Coleção Memória das Lutas Populares no RN
Aldemir Lemos

Textos sobre Aldemir Lemos

Aldemir Lemos
Geraldo Pinto, Geraldão

Conheci o velho Aldemir Lemos na vitória do movimento por um novo sindicalismo no Sindicato dos Comerciários em 1987. Recém-chegado a Natal, militava eu na Convergência Socialista, fração do PT e da CUT, ele então máximo dirigente do PCBR no estado.

O BR como era chamada a corrente a qual o velho pertencia, estava no ocaso após uma infeliz operação em Salvador que custou a alcunha da responsabilidade. Aqui Aldemir representava uma esquerda muito ligada à base, sem burocratismos e burocracia, mas também sem qualquer institucionalidade, marca essa que Aldemir carrega até hoje.

Aldemir Lemos é um orgulho para a esquerda potiguar! Seus cabelos brancos e a barba prateada, às vezes amarelada, testemunham um militante que não se corrompeu ao canto da sereia do burocratismo sindical, sempre viveu uma vida simples e nunca se locupletou. Na presidência da CUT, a despeito de um viés stalinista herdado do velho Pecebão, conviveu com trotskystas, anarquistas, o MST, sociais-democratas e outros tantos tipos das várias matizes da esquerda.

Incompreendido muitas vezes pela forma, às vezes sem o refino como queriam os jovens professores universitários (muitos dos quais fundaram o PT anos antes), Aldemir sempre foi um militante incansável.

De domingo a domingo vive para a luta por um mundo de igualdade, justiça e fraternidade.

Mas a marca do Velho na militância, além da disposição é a língua e seus causos. Alguns deles eu vivi e compartilho três delas com os amigos.

Em 1990 houve Congresso Nacional da CUT precedido das etapas estaduais. Quatro teses disputavam a hegemonia nas terras de Poti - a da maioria - PCBR, a da CUT pela Base, a da Articulação e a da Convergência. Então dirigente dos Petroleiros, além de dirigente da CUT estadual, tinha eu sido demitido por uma greve de enfrentamento às demissões, fui defender a tese da Convergência com muita eloquência que dizia em um dos itens: “Collor tem os pés de barro”, expressando a posição que se tratava de um governo fraco, a tese do CUT pela Base era muito prolixa, e o velho nem tratou de atacar, mas em seu discurso veio prá cima de mim e disse:

- Gordo! A Convergência diz que Collor tem os pés de barro, pode até ser, mas o cacete dele é de aço e tá botando no c* da classe trabalhadora, veja você foi fazer a greve e agora está demitido!

- Conjunto de dados
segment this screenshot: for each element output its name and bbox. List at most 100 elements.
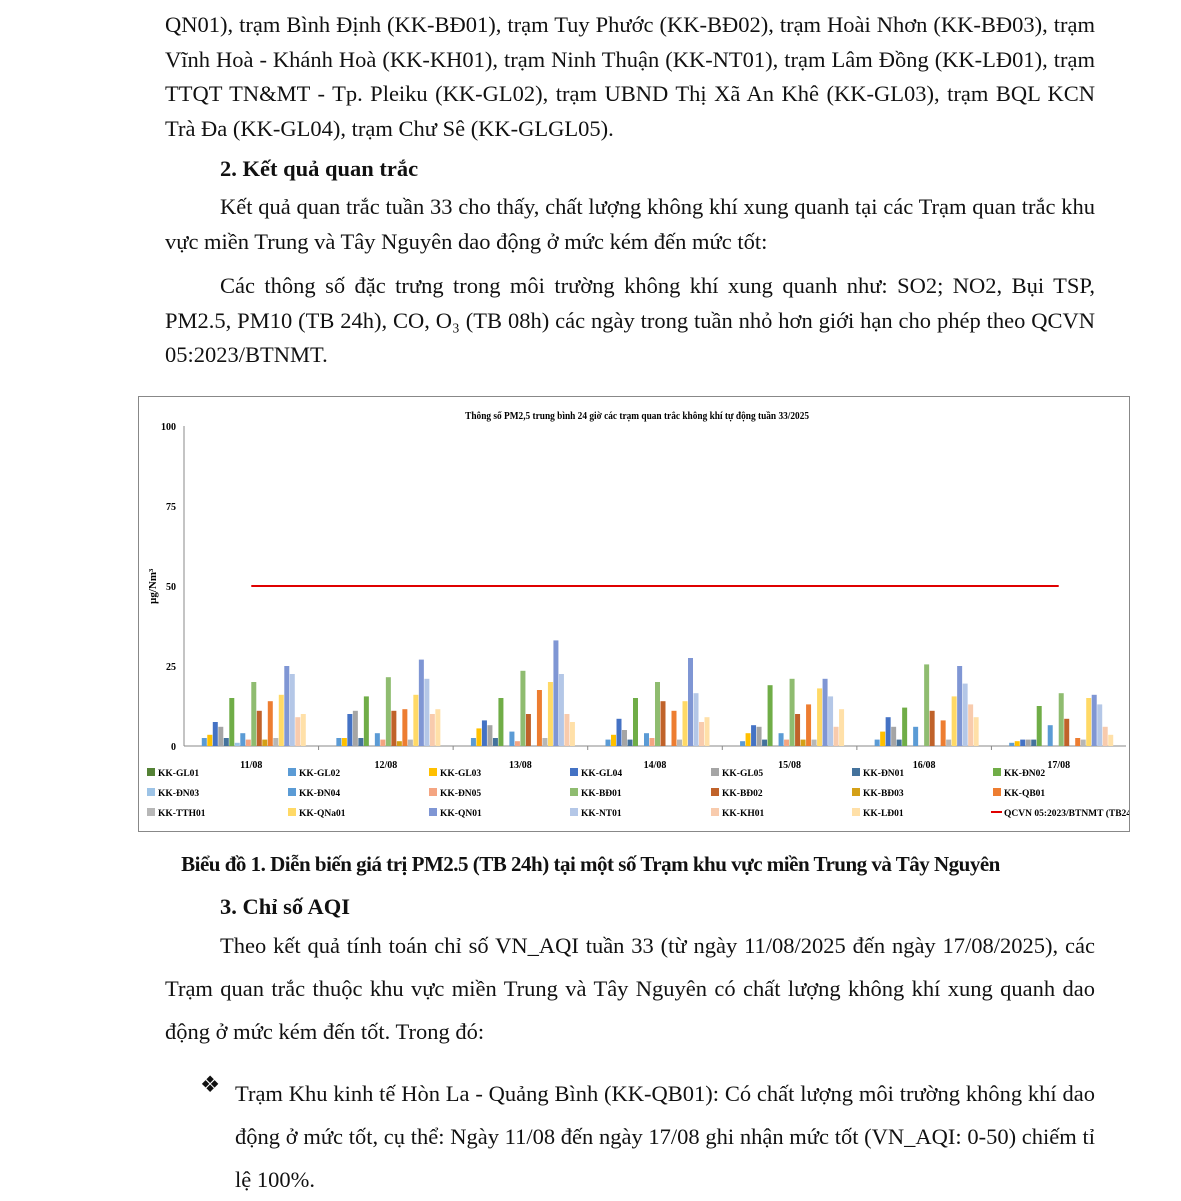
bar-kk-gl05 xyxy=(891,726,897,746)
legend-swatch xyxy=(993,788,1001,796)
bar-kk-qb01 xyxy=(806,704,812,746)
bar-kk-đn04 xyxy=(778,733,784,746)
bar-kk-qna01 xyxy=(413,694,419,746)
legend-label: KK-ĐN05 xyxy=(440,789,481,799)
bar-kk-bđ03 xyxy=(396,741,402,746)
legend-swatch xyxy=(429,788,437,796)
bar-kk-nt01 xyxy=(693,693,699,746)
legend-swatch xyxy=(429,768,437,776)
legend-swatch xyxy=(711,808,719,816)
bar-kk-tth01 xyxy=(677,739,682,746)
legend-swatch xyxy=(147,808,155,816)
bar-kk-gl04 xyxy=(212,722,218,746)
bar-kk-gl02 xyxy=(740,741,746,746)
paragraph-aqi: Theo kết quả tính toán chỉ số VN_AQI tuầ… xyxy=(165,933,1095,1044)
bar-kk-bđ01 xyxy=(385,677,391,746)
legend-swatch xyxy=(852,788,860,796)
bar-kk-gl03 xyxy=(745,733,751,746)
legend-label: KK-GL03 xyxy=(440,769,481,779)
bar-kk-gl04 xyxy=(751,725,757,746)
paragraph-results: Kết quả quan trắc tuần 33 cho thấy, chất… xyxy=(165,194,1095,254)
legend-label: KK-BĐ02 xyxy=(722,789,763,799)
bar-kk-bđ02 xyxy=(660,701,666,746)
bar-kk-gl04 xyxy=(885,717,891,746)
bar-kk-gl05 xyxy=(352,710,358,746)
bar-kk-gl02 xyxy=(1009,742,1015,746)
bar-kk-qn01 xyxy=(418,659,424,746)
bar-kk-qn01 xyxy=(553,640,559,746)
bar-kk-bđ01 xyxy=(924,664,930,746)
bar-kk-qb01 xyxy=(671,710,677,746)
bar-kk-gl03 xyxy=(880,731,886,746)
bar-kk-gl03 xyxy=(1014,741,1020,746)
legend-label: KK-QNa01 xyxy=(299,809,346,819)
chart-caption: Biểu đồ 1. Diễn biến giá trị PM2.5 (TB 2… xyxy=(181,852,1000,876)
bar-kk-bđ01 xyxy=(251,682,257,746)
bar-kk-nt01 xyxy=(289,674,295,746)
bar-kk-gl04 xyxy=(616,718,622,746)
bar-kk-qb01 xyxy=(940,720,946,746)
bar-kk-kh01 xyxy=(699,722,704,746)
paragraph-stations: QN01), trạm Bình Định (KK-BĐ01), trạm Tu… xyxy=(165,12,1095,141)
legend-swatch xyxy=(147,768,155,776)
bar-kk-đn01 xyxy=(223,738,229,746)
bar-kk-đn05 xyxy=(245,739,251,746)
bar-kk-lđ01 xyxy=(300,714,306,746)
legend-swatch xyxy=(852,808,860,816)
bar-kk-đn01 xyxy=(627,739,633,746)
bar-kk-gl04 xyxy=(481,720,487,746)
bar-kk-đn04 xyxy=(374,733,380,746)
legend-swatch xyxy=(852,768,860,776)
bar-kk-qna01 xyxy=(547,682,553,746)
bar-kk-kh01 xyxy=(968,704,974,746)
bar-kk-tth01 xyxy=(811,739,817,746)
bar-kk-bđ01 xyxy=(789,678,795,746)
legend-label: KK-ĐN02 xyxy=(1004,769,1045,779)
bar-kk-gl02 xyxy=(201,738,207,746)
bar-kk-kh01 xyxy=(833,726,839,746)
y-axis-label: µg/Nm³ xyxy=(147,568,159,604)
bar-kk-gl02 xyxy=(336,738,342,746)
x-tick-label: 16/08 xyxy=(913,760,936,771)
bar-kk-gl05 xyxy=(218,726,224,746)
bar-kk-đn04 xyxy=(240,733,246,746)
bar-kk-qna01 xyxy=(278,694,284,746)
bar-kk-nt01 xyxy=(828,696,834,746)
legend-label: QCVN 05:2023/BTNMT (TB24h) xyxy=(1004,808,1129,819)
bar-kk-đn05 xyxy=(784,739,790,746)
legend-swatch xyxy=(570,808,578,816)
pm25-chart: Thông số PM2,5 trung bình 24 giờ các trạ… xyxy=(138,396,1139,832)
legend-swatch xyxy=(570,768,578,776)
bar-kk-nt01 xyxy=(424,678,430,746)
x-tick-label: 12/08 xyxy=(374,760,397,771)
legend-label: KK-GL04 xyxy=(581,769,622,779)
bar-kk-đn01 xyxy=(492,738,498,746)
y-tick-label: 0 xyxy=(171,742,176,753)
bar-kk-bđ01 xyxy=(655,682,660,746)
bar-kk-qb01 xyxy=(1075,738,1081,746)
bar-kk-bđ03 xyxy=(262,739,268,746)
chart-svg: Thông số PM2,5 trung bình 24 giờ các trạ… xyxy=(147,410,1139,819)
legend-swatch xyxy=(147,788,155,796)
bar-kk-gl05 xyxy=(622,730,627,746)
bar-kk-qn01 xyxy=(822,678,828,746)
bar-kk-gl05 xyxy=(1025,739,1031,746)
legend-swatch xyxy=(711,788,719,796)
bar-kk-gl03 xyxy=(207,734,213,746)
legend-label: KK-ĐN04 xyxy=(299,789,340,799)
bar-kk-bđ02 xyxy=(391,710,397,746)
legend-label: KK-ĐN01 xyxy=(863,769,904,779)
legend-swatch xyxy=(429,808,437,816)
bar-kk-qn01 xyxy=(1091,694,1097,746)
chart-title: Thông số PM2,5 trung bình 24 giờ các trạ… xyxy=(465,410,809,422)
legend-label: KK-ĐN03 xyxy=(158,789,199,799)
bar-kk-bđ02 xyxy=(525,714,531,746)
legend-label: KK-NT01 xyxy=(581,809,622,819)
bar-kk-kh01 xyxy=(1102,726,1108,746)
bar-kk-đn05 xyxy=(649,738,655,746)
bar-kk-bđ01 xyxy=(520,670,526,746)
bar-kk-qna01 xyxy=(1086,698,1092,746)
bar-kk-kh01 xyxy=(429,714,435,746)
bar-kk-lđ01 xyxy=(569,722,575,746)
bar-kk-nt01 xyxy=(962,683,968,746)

==

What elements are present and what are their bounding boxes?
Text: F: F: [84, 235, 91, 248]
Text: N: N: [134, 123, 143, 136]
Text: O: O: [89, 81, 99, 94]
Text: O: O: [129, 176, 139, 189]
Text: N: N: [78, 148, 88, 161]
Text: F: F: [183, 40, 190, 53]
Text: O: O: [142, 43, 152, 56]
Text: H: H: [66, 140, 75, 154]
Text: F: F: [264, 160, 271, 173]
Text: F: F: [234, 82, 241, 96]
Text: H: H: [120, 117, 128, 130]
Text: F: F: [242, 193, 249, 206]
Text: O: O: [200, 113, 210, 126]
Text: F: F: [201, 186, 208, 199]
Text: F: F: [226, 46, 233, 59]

--

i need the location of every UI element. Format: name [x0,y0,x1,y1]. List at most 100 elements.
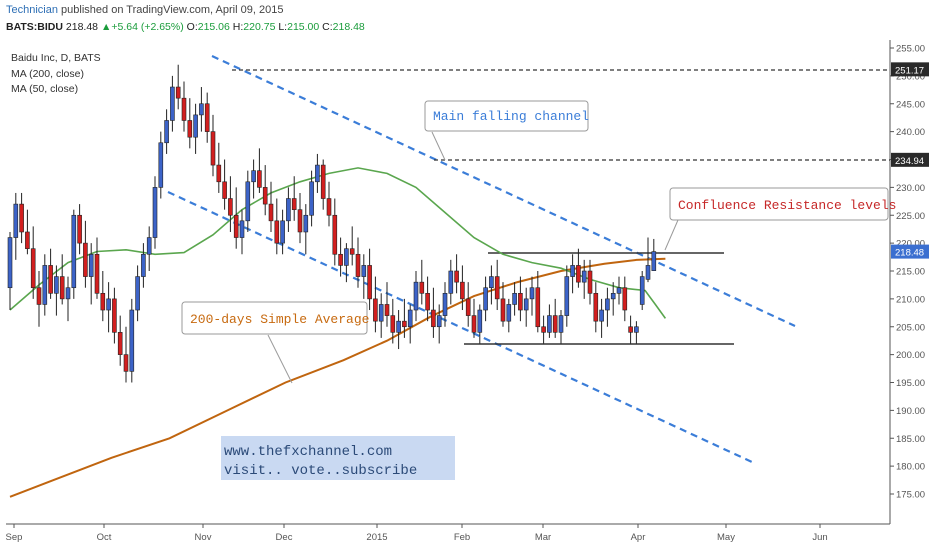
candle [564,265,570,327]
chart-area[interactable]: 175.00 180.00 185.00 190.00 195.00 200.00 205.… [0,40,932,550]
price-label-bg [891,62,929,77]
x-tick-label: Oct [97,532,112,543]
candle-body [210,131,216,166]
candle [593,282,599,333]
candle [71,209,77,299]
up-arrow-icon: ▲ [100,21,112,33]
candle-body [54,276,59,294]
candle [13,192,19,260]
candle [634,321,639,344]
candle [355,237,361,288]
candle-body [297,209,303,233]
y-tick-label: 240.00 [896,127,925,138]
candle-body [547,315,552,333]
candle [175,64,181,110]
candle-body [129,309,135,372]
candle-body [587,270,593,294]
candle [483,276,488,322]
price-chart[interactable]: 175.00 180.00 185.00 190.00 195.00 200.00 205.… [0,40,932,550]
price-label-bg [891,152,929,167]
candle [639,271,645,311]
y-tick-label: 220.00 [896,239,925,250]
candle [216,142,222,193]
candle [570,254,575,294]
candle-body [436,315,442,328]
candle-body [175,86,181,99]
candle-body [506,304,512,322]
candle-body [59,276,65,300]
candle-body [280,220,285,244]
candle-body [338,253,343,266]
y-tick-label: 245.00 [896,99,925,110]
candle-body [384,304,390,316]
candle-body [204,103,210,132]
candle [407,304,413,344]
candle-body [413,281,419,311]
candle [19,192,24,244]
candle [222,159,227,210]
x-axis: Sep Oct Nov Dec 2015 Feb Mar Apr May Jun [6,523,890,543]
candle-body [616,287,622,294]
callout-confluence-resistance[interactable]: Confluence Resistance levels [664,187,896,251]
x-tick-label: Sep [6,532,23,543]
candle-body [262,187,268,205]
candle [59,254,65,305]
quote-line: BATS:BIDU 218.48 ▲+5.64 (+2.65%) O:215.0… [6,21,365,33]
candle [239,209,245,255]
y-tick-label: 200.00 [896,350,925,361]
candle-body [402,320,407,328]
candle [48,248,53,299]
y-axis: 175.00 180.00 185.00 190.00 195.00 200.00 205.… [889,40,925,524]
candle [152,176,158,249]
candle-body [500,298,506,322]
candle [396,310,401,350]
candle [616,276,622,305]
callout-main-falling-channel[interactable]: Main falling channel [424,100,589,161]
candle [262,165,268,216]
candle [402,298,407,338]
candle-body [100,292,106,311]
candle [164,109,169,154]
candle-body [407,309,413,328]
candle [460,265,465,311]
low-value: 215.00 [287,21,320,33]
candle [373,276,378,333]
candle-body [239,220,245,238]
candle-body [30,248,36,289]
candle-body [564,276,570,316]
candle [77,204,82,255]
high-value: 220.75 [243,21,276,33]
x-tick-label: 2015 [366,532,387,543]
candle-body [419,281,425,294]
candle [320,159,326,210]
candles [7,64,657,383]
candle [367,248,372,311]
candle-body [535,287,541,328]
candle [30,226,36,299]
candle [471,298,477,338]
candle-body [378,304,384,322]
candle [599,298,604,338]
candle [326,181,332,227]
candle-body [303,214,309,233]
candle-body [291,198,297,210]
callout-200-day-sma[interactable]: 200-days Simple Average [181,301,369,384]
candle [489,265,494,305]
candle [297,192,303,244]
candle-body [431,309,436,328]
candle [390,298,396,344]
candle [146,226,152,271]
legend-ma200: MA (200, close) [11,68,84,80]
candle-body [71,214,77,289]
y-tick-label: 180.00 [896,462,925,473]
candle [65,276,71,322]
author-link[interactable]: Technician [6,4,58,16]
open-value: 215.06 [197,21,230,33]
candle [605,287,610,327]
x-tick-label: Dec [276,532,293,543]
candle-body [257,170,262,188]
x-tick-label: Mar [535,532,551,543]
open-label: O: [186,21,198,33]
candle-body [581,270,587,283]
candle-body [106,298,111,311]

- Enunciado 1
No texto sobre Aldemir Lemos, em que ano se deu o primeiro encontro relatado com ele?
- Enunciado 2
Dê sequência ao texto sobre Aldemir Lemos a partir da última frase apresentada.
Os registros não têm relação com o texto de leitura.

- Resposta final 1
Em 1987, na vitória do movimento por um novo sindicalismo no Sindicato dos Comerciários.

- Resposta final 2
Risos da platéia e a compreensão de que a caracterização era um exagero político, a despeito de Collor não ter base parlamentar nem social e de cair dois anos depois, o estrago neoliberal foi feito e as privatizações foram levadas a cabo.

Outra vez, em 2000, eu tinha retornado a militância petista em 1997, mas não tinha me organizado em nenhuma tendência. O velho acompanhado de Fernando Mineiro, Marcelo Souza e Chagas (hoje Secretário de Educação do RN) foram à minha casa discutir a tese da Revolução Democrática, base teórica do campo majoritário e me convidar para viajarmos o estado discutindo com algumas lideranças.

Sairíamos numa sexta-feira e retornaríamos no domingo fazendo um périplo em Santa Cruz, Caicó, Jardim de Piranhas, Pau dos Ferros, Apodi, Caraúbas, Campo Grande, Mossoró, Assu, Lajes e retornando a Natal, num total de quase mil quilômetros. Revezávamos á direção e na noite de domingo, já de retorno a Natal, os outros três dormindo no banco de trás, o velho me interroga sobre o que eu achava desse negócio de Revolução Democrática.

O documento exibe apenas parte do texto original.